== What to produce ==
Output every entry exactly as written, skipping any pictures.

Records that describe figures
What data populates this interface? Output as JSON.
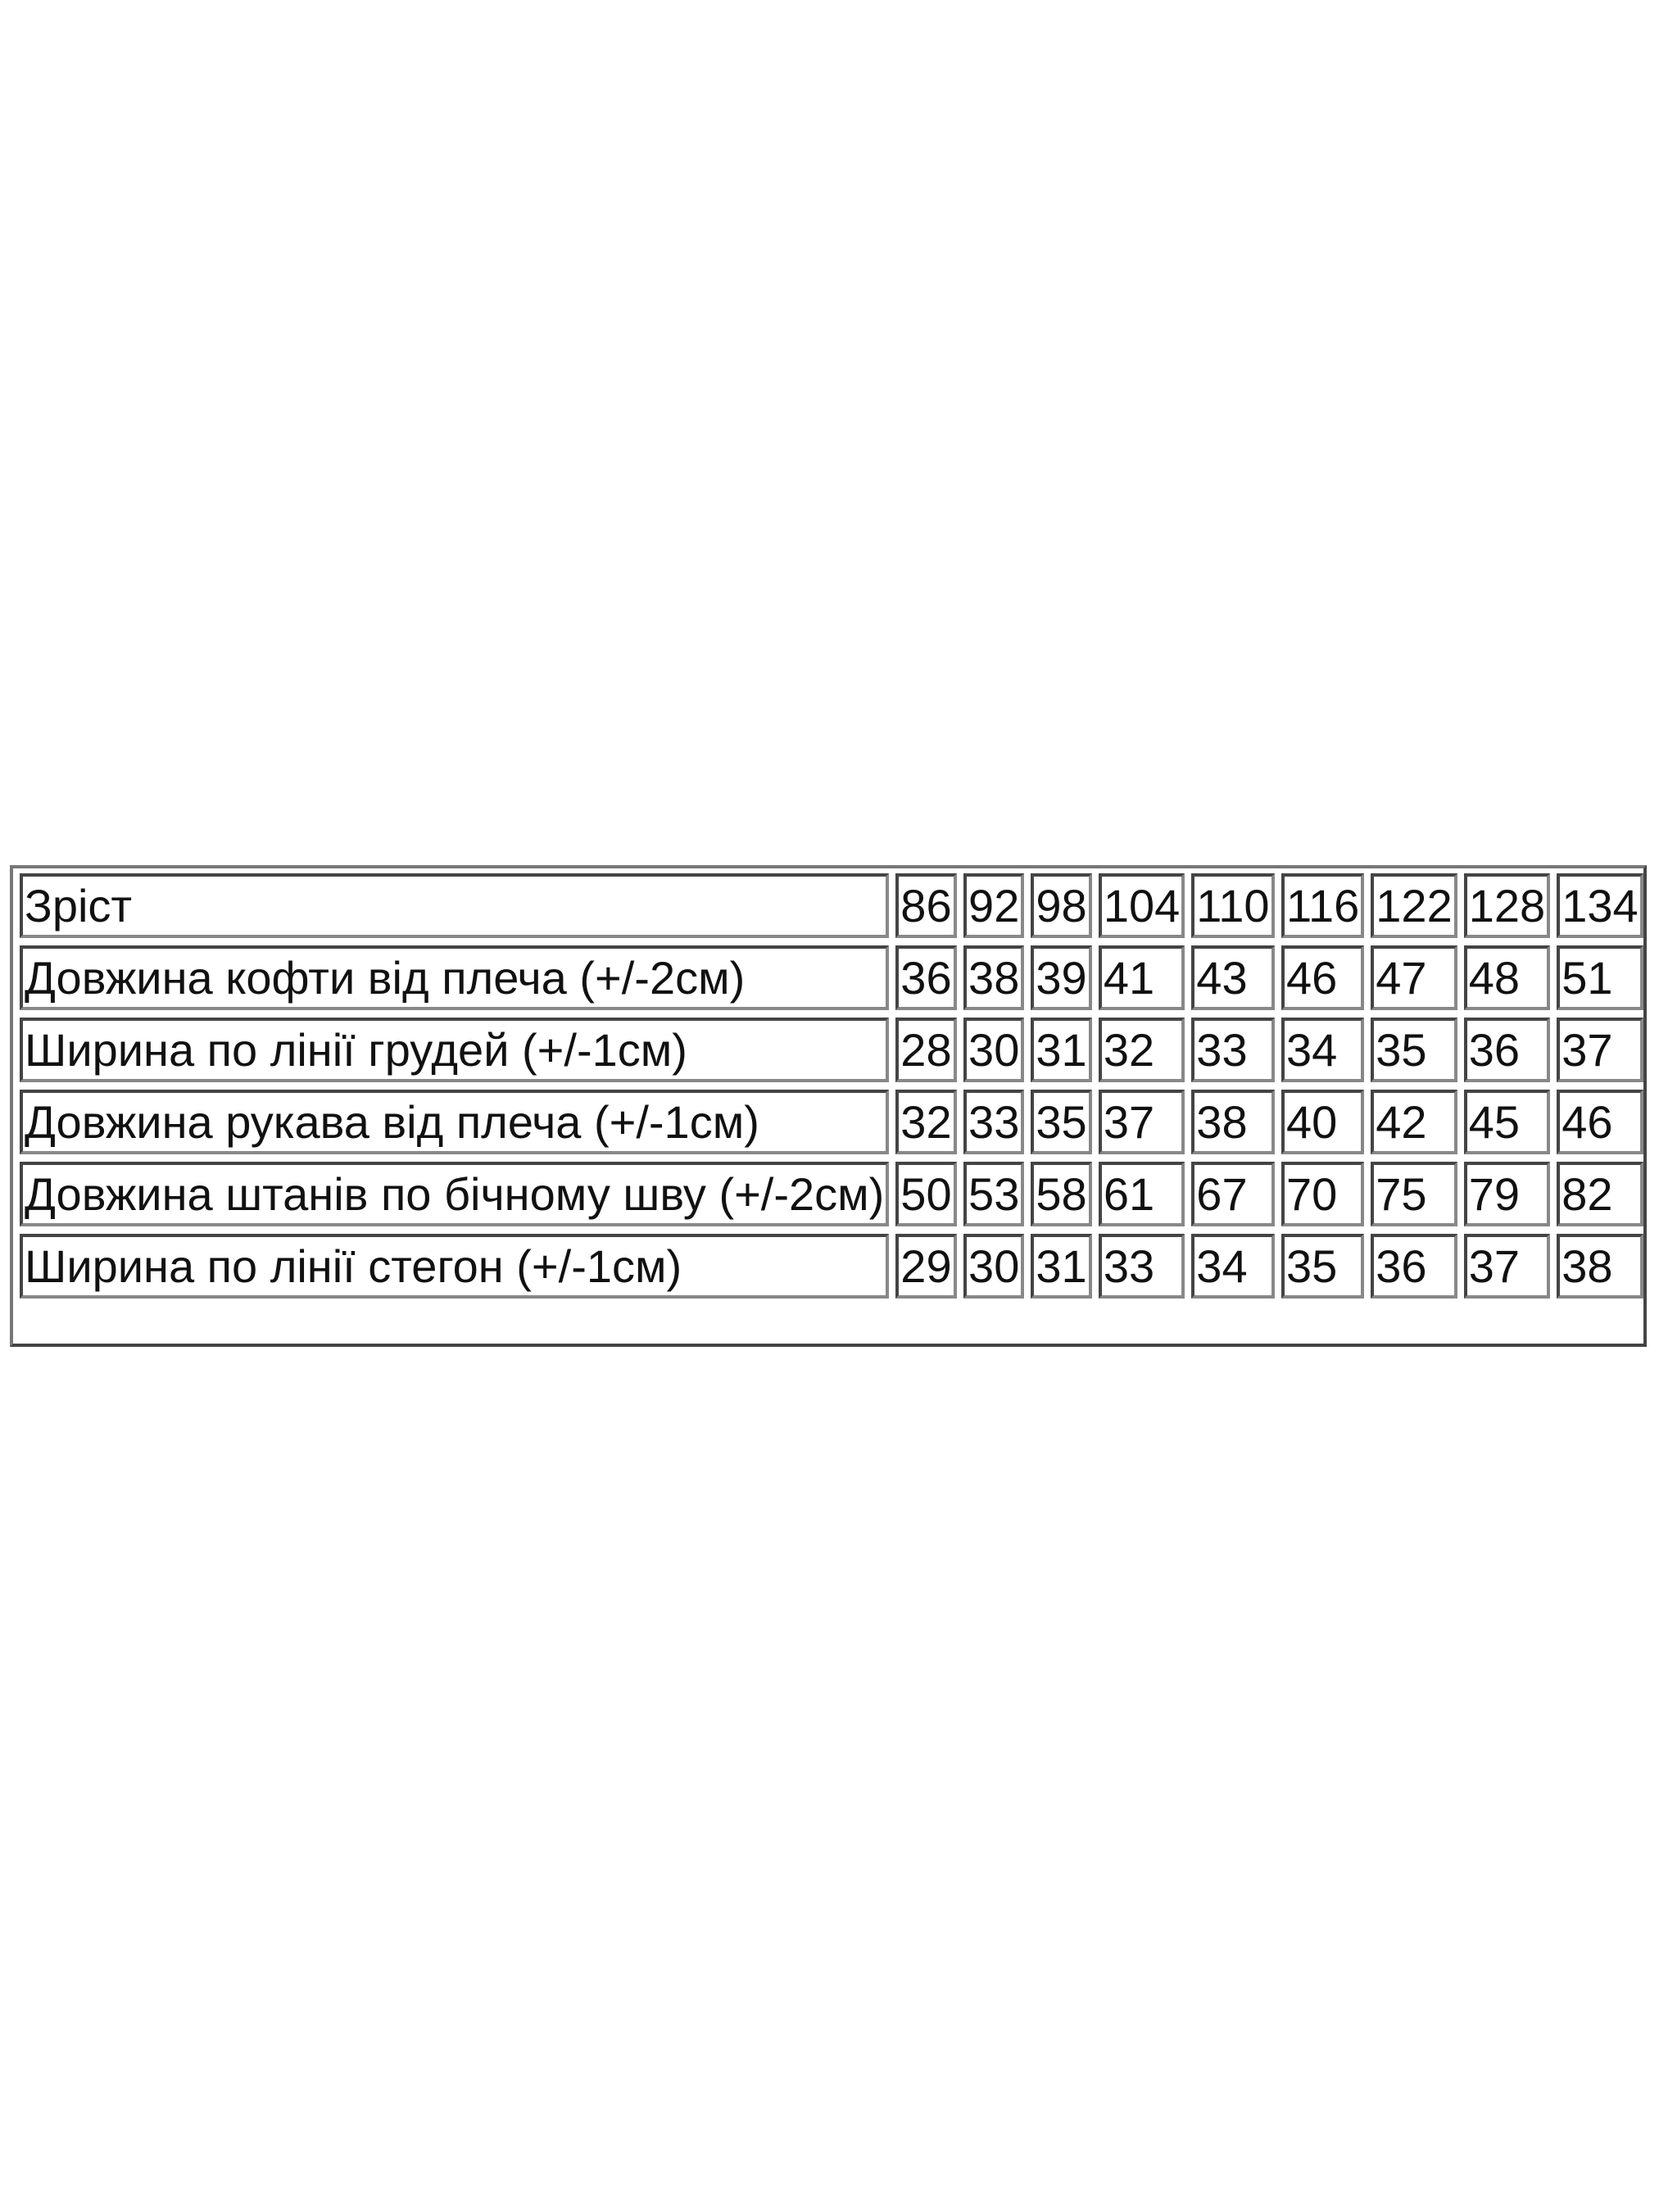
{
  "size_table": {
    "header": {
      "label": "Зріст",
      "values": [
        "86",
        "92",
        "98",
        "104",
        "110",
        "116",
        "122",
        "128",
        "134"
      ]
    },
    "rows": [
      {
        "label": "Довжина кофти від плеча (+/-2см)",
        "values": [
          "36",
          "38",
          "39",
          "41",
          "43",
          "46",
          "47",
          "48",
          "51"
        ]
      },
      {
        "label": "Ширина по лінії грудей (+/-1см)",
        "values": [
          "28",
          "30",
          "31",
          "32",
          "33",
          "34",
          "35",
          "36",
          "37"
        ]
      },
      {
        "label": "Довжина рукава від плеча (+/-1см)",
        "values": [
          "32",
          "33",
          "35",
          "37",
          "38",
          "40",
          "42",
          "45",
          "46"
        ]
      },
      {
        "label": "Довжина штанів по бічному шву (+/-2см)",
        "values": [
          "50",
          "53",
          "58",
          "61",
          "67",
          "70",
          "75",
          "79",
          "82"
        ]
      },
      {
        "label": "Ширина по лінії стегон (+/-1см)",
        "values": [
          "29",
          "30",
          "31",
          "33",
          "34",
          "35",
          "36",
          "37",
          "38"
        ]
      }
    ]
  }
}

== Output of the exercise ==
What data populates this interface? Output as JSON.
{
  "size_table": {
    "header": {
      "label": "Зріст",
      "values": [
        "86",
        "92",
        "98",
        "104",
        "110",
        "116",
        "122",
        "128",
        "134"
      ]
    },
    "rows": [
      {
        "label": "Довжина кофти від плеча (+/-2см)",
        "values": [
          "36",
          "38",
          "39",
          "41",
          "43",
          "46",
          "47",
          "48",
          "51"
        ]
      },
      {
        "label": "Ширина по лінії грудей (+/-1см)",
        "values": [
          "28",
          "30",
          "31",
          "32",
          "33",
          "34",
          "35",
          "36",
          "37"
        ]
      },
      {
        "label": "Довжина рукава від плеча (+/-1см)",
        "values": [
          "32",
          "33",
          "35",
          "37",
          "38",
          "40",
          "42",
          "45",
          "46"
        ]
      },
      {
        "label": "Довжина штанів по бічному шву (+/-2см)",
        "values": [
          "50",
          "53",
          "58",
          "61",
          "67",
          "70",
          "75",
          "79",
          "82"
        ]
      },
      {
        "label": "Ширина по лінії стегон (+/-1см)",
        "values": [
          "29",
          "30",
          "31",
          "33",
          "34",
          "35",
          "36",
          "37",
          "38"
        ]
      }
    ]
  }
}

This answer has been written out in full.